▸ **Requirement**
Write out each line of the material again, word for word.

▸ **Supplied data**
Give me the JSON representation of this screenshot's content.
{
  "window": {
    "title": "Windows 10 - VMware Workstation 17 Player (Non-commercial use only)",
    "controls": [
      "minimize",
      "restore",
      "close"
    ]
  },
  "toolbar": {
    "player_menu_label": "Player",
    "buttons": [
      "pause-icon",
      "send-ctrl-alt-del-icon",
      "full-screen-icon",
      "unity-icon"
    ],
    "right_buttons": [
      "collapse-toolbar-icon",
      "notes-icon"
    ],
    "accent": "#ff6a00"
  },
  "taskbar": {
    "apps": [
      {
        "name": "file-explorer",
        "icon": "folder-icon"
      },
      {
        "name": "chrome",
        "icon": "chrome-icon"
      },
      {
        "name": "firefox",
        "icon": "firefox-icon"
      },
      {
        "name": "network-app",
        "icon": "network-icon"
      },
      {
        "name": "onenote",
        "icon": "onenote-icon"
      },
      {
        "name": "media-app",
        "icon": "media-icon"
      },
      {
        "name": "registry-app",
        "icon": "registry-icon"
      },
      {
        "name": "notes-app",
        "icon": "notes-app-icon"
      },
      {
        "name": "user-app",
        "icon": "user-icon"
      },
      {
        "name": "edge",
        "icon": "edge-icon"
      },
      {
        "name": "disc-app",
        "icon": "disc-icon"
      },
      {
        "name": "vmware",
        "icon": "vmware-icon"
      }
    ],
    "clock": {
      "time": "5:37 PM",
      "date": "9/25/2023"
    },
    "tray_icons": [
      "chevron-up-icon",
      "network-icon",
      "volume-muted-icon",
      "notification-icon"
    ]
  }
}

▸ **Written response**
Give me the JSON representation of this screenshot's content.
{
  "window": {
    "title": "Windows 10 - VMware Workstation 17 Player (Non-commercial use only)",
    "controls": [
      "minimize",
      "restore",
      "close"
    ]
  },
  "toolbar": {
    "player_menu_label": "Player",
    "buttons": [
      "pause-icon",
      "send-ctrl-alt-del-icon",
      "full-screen-icon",
      "unity-icon"
    ],
    "right_buttons": [
      "collapse-toolbar-icon",
      "notes-icon"
    ],
    "accent": "#ff6a00"
  },
  "taskbar": {
    "apps": [
      {
        "name": "file-explorer",
        "icon": "folder-icon"
      },
      {
        "name": "chrome",
        "icon": "chrome-icon"
      },
      {
        "name": "firefox",
        "icon": "firefox-icon"
      },
      {
        "name": "network-app",
        "icon": "network-icon"
      },
      {
        "name": "onenote",
        "icon": "onenote-icon"
      },
      {
        "name": "media-app",
        "icon": "media-icon"
      },
      {
        "name": "registry-app",
        "icon": "registry-icon"
      },
      {
        "name": "notes-app",
        "icon": "notes-app-icon"
      },
      {
        "name": "user-app",
        "icon": "user-icon"
      },
      {
        "name": "edge",
        "icon": "edge-icon"
      },
      {
        "name": "disc-app",
        "icon": "disc-icon"
      },
      {
        "name": "vmware",
        "icon": "vmware-icon"
      }
    ],
    "clock": {
      "time": "5:37 PM",
      "date": "9/25/2023"
    },
    "tray_icons": [
      "chevron-up-icon",
      "network-icon",
      "volume-muted-icon",
      "notification-icon"
    ]
  }
}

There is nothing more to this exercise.